Extracted data entries:
........

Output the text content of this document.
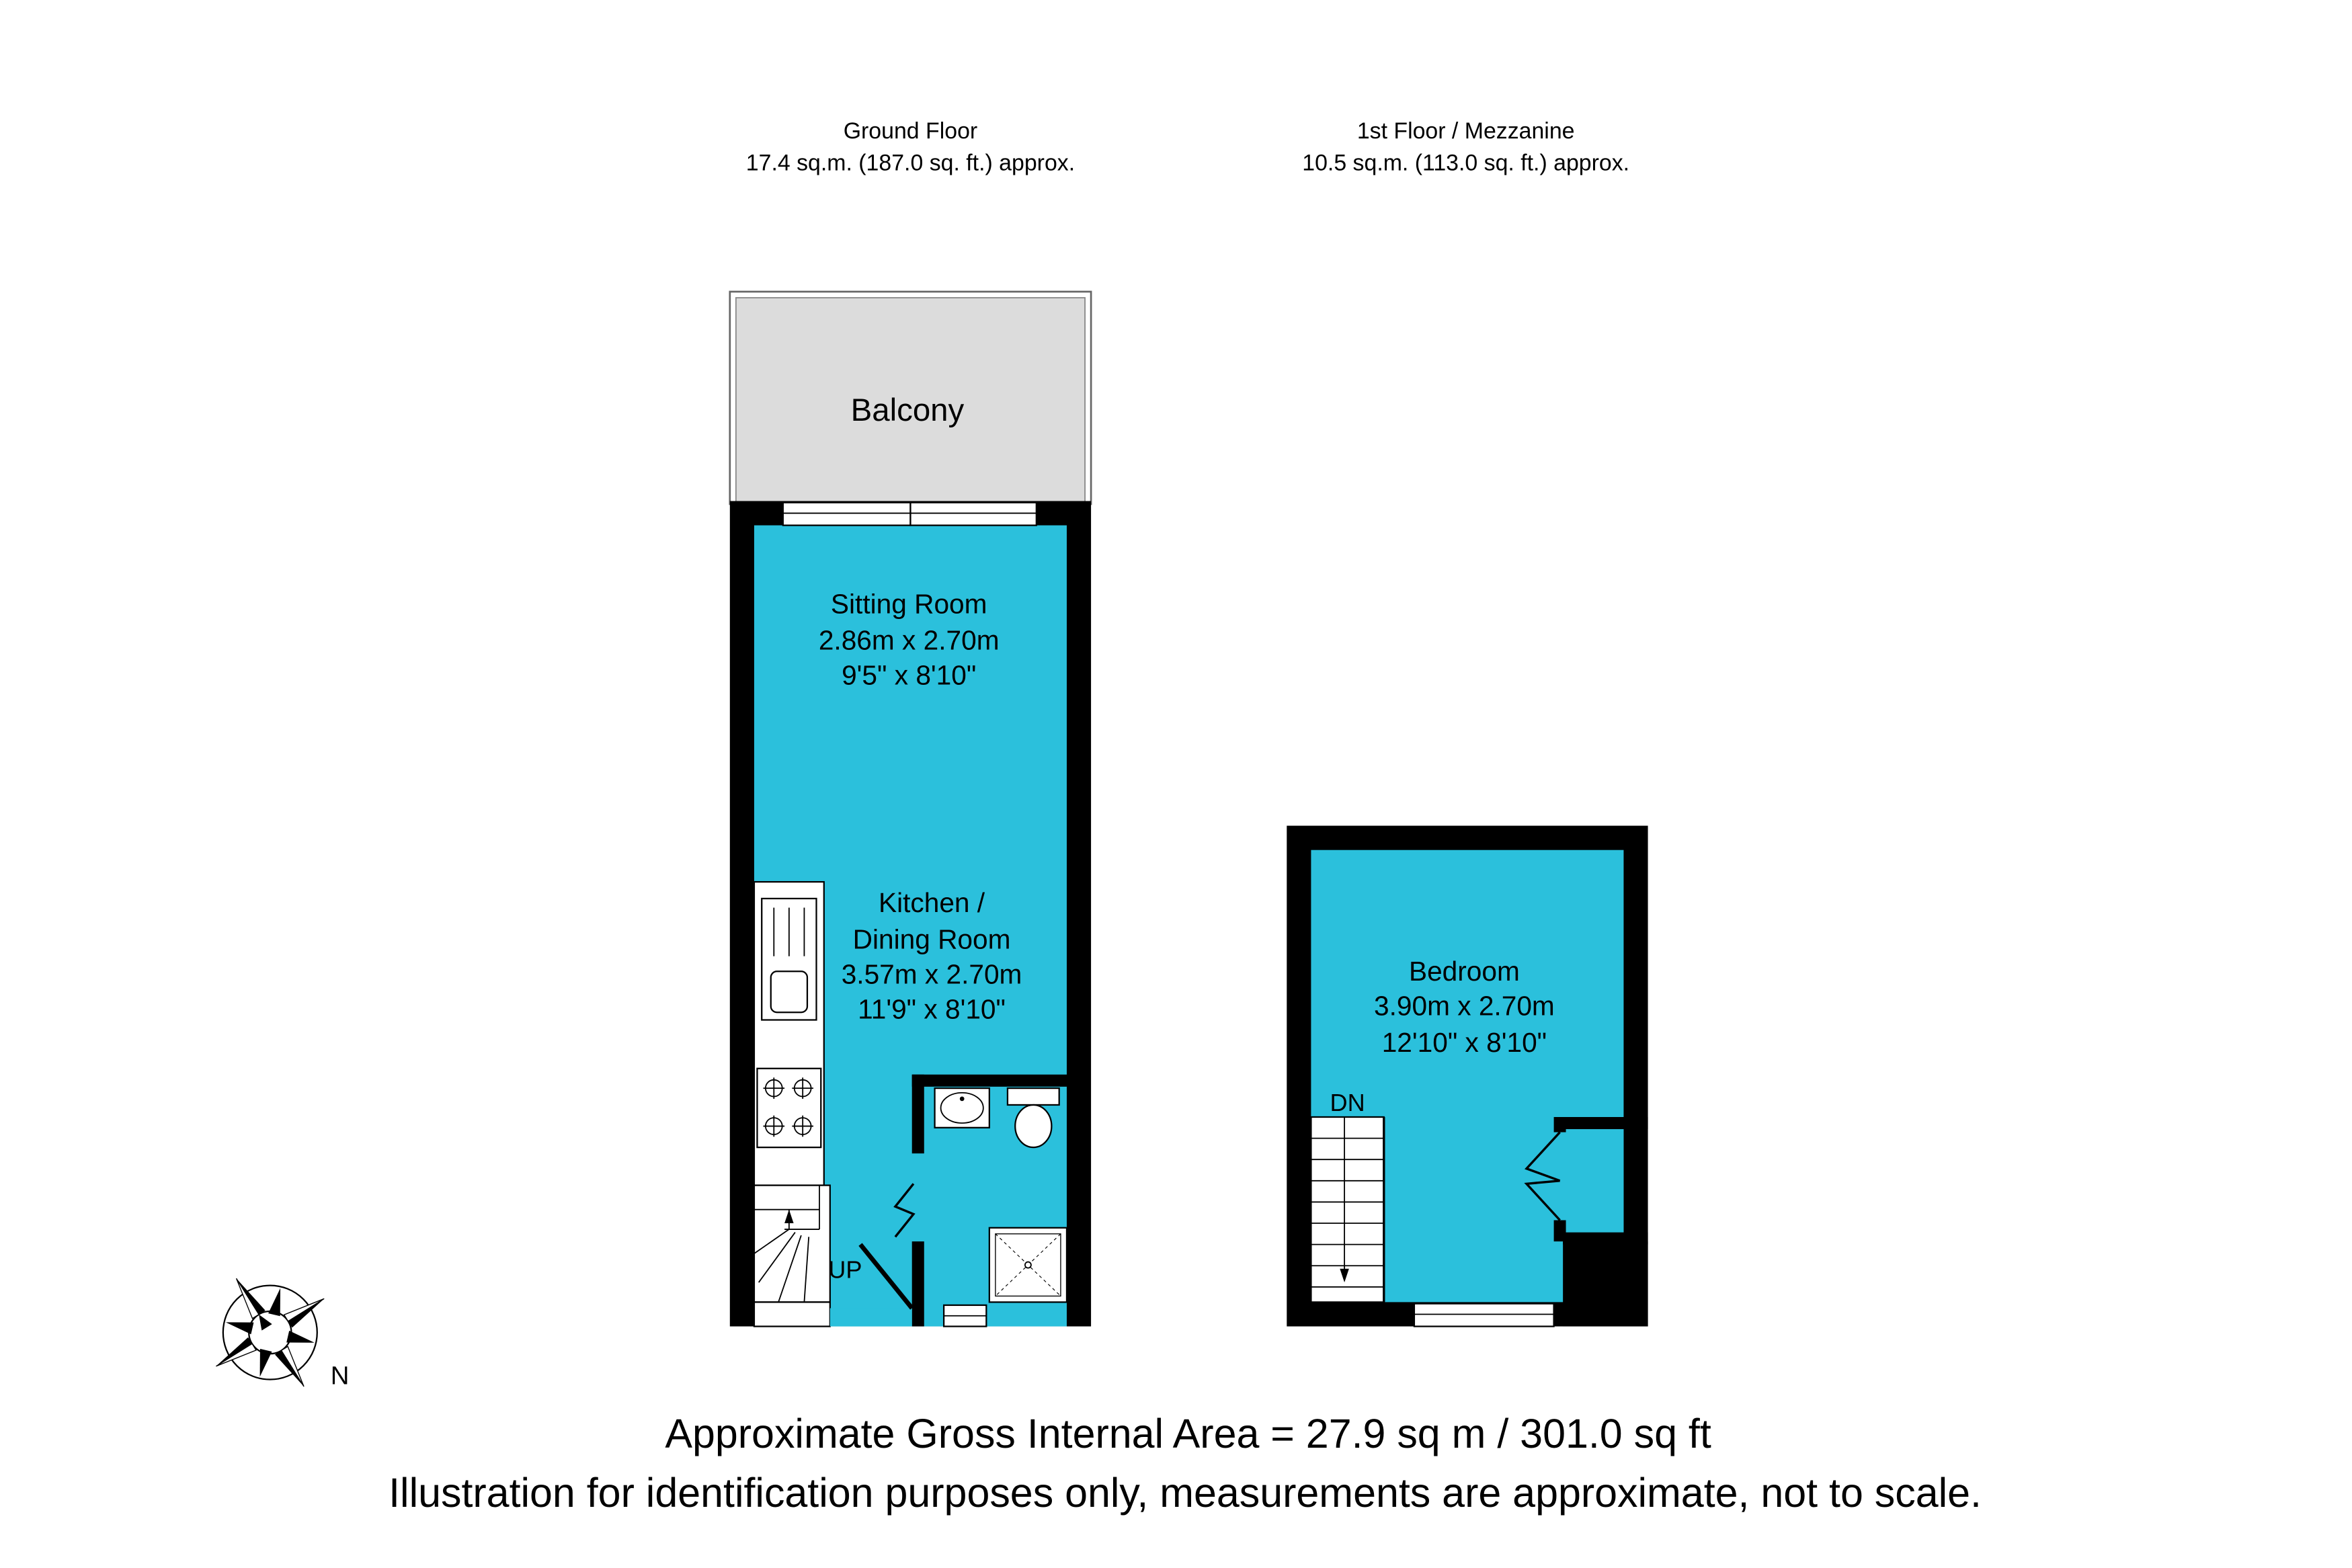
Ground Floor
17.4 sq.m. (187.0 sq. ft.) approx.
1st Floor / Mezzanine
10.5 sq.m. (113.0 sq. ft.) approx.
Balcony
UP
Sitting Room
2.86m x 2.70m
9'5" x 8'10"
Kitchen /
Dining Room
3.57m x 2.70m
11'9" x 8'10"
DN
Bedroom
3.90m x 2.70m
12'10" x 8'10"
N
Approximate Gross Internal Area = 27.9 sq m / 301.0 sq ft
Illustration for identification purposes only, measurements are approximate, not to scale.
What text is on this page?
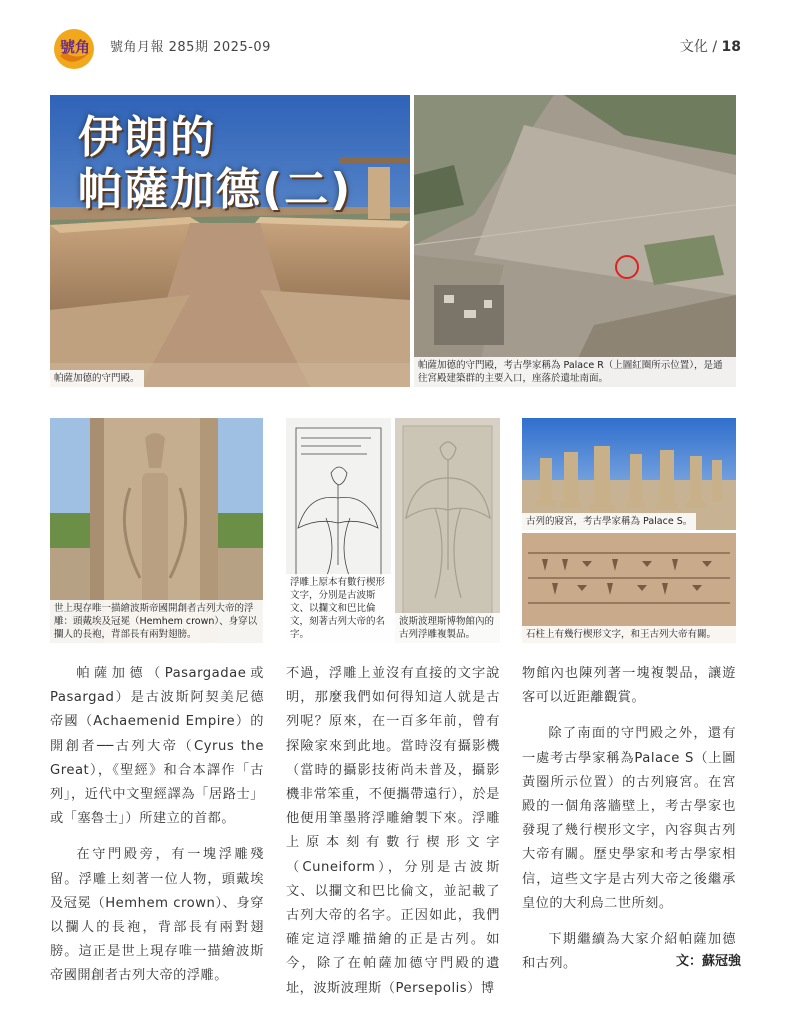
號角 號角月報 285期 2025-09	文化 / 18
帕薩加德的守門殿。
伊朗的
帕薩加德(二)
帕薩加德的守門殿，考古學家稱為 Palace R（上圖紅圈所示位置），是通往宮殿建築群的主要入口，座落於遺址南面。
世上現存唯一描繪波斯帝國開創者古列大帝的浮雕：頭戴埃及冠冕（Hemhem crown）、身穿以攔人的長袍，背部長有兩對翅膀。
浮雕上原本有數行楔形文字，分別是古波斯文、以攔文和巴比倫文，刻著古列大帝的名字。
波斯波理斯博物館內的古列浮雕複製品。
古列的寢宮，考古學家稱為 Palace S。
石柱上有幾行楔形文字，和王古列大帝有關。

帕薩加德（Pasargadae或Pasargad）是古波斯阿契美尼德帝國（Achaemenid Empire）的開創者──古列大帝（Cyrus the Great），《聖經》和合本譯作「古列」，近代中文聖經譯為「居路士」或「塞魯士」）所建立的首都。

在守門殿旁，有一塊浮雕殘留。浮雕上刻著一位人物，頭戴埃及冠冕（Hemhem crown）、身穿以攔人的長袍，背部長有兩對翅膀。這正是世上現存唯一描繪波斯帝國開創者古列大帝的浮雕。

不過，浮雕上並沒有直接的文字說明，那麼我們如何得知這人就是古列呢？原來，在一百多年前，曾有探險家來到此地。當時沒有攝影機（當時的攝影技術尚未普及，攝影機非常笨重，不便攜帶遠行），於是他便用筆墨將浮雕繪製下來。浮雕上原本刻有數行楔形文字（Cuneiform），分別是古波斯文、以攔文和巴比倫文，並記載了古列大帝的名字。正因如此，我們確定這浮雕描繪的正是古列。如今，除了在帕薩加德守門殿的遺址，波斯波理斯（Persepolis）博

物館內也陳列著一塊複製品，讓遊客可以近距離觀賞。

除了南面的守門殿之外，還有一處考古學家稱為Palace S（上圖黃圈所示位置）的古列寢宮。在宮殿的一個角落牆壁上，考古學家也發現了幾行楔形文字，內容與古列大帝有關。歷史學家和考古學家相信，這些文字是古列大帝之後繼承皇位的大利烏二世所刻。

下期繼續為大家介紹帕薩加德和古列。	文：蘇冠強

........

Give back word for word the lines from the one containing "What text is on this page?" through the final line of the data above. Pictures are to be left out.

What text is on this page?
號角 號角月報 285期 2025-09	文化 / 18
帕薩加德的守門殿。
伊朗的
帕薩加德(二)
帕薩加德的守門殿，考古學家稱為 Palace R（上圖紅圈所示位置），是通往宮殿建築群的主要入口，座落於遺址南面。
世上現存唯一描繪波斯帝國開創者古列大帝的浮雕：頭戴埃及冠冕（Hemhem crown）、身穿以攔人的長袍，背部長有兩對翅膀。
浮雕上原本有數行楔形文字，分別是古波斯文、以攔文和巴比倫文，刻著古列大帝的名字。
波斯波理斯博物館內的古列浮雕複製品。
古列的寢宮，考古學家稱為 Palace S。
石柱上有幾行楔形文字，和王古列大帝有關。

帕薩加德（Pasargadae或Pasargad）是古波斯阿契美尼德帝國（Achaemenid Empire）的開創者──古列大帝（Cyrus the Great），《聖經》和合本譯作「古列」，近代中文聖經譯為「居路士」或「塞魯士」）所建立的首都。

在守門殿旁，有一塊浮雕殘留。浮雕上刻著一位人物，頭戴埃及冠冕（Hemhem crown）、身穿以攔人的長袍，背部長有兩對翅膀。這正是世上現存唯一描繪波斯帝國開創者古列大帝的浮雕。

不過，浮雕上並沒有直接的文字說明，那麼我們如何得知這人就是古列呢？原來，在一百多年前，曾有探險家來到此地。當時沒有攝影機（當時的攝影技術尚未普及，攝影機非常笨重，不便攜帶遠行），於是他便用筆墨將浮雕繪製下來。浮雕上原本刻有數行楔形文字（Cuneiform），分別是古波斯文、以攔文和巴比倫文，並記載了古列大帝的名字。正因如此，我們確定這浮雕描繪的正是古列。如今，除了在帕薩加德守門殿的遺址，波斯波理斯（Persepolis）博

物館內也陳列著一塊複製品，讓遊客可以近距離觀賞。

除了南面的守門殿之外，還有一處考古學家稱為Palace S（上圖黃圈所示位置）的古列寢宮。在宮殿的一個角落牆壁上，考古學家也發現了幾行楔形文字，內容與古列大帝有關。歷史學家和考古學家相信，這些文字是古列大帝之後繼承皇位的大利烏二世所刻。

下期繼續為大家介紹帕薩加德和古列。	文：蘇冠強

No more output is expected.